What to work on: Produce a verbatim copy of the entries listed below.
----- Records shown -----
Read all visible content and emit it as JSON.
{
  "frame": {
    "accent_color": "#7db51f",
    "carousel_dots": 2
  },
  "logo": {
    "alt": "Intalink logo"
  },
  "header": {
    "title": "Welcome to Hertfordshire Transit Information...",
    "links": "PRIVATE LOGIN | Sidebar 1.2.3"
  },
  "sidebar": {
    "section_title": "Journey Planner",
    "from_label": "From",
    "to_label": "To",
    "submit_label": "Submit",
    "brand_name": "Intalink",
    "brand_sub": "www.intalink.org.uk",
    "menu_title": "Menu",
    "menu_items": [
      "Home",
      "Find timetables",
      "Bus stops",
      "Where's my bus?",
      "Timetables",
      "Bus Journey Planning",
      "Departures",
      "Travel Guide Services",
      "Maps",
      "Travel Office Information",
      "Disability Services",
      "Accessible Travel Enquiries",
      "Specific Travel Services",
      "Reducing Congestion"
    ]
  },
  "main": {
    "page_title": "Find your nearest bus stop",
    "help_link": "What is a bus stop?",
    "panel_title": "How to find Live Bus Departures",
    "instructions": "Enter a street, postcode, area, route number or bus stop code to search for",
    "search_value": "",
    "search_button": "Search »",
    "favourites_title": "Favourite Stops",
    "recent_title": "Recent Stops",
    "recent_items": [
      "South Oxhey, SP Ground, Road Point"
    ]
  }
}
-----
Response to the task:
Read all visible content and emit it as JSON.
{
  "frame": {
    "accent_color": "#7db51f",
    "carousel_dots": 2
  },
  "logo": {
    "alt": "Intalink logo"
  },
  "header": {
    "title": "Welcome to Hertfordshire Transit Information...",
    "links": "PRIVATE LOGIN | Sidebar 1.2.3"
  },
  "sidebar": {
    "section_title": "Journey Planner",
    "from_label": "From",
    "to_label": "To",
    "submit_label": "Submit",
    "brand_name": "Intalink",
    "brand_sub": "www.intalink.org.uk",
    "menu_title": "Menu",
    "menu_items": [
      "Home",
      "Find timetables",
      "Bus stops",
      "Where's my bus?",
      "Timetables",
      "Bus Journey Planning",
      "Departures",
      "Travel Guide Services",
      "Maps",
      "Travel Office Information",
      "Disability Services",
      "Accessible Travel Enquiries",
      "Specific Travel Services",
      "Reducing Congestion"
    ]
  },
  "main": {
    "page_title": "Find your nearest bus stop",
    "help_link": "What is a bus stop?",
    "panel_title": "How to find Live Bus Departures",
    "instructions": "Enter a street, postcode, area, route number or bus stop code to search for",
    "search_value": "",
    "search_button": "Search »",
    "favourites_title": "Favourite Stops",
    "recent_title": "Recent Stops",
    "recent_items": [
      "South Oxhey, SP Ground, Road Point"
    ]
  }
}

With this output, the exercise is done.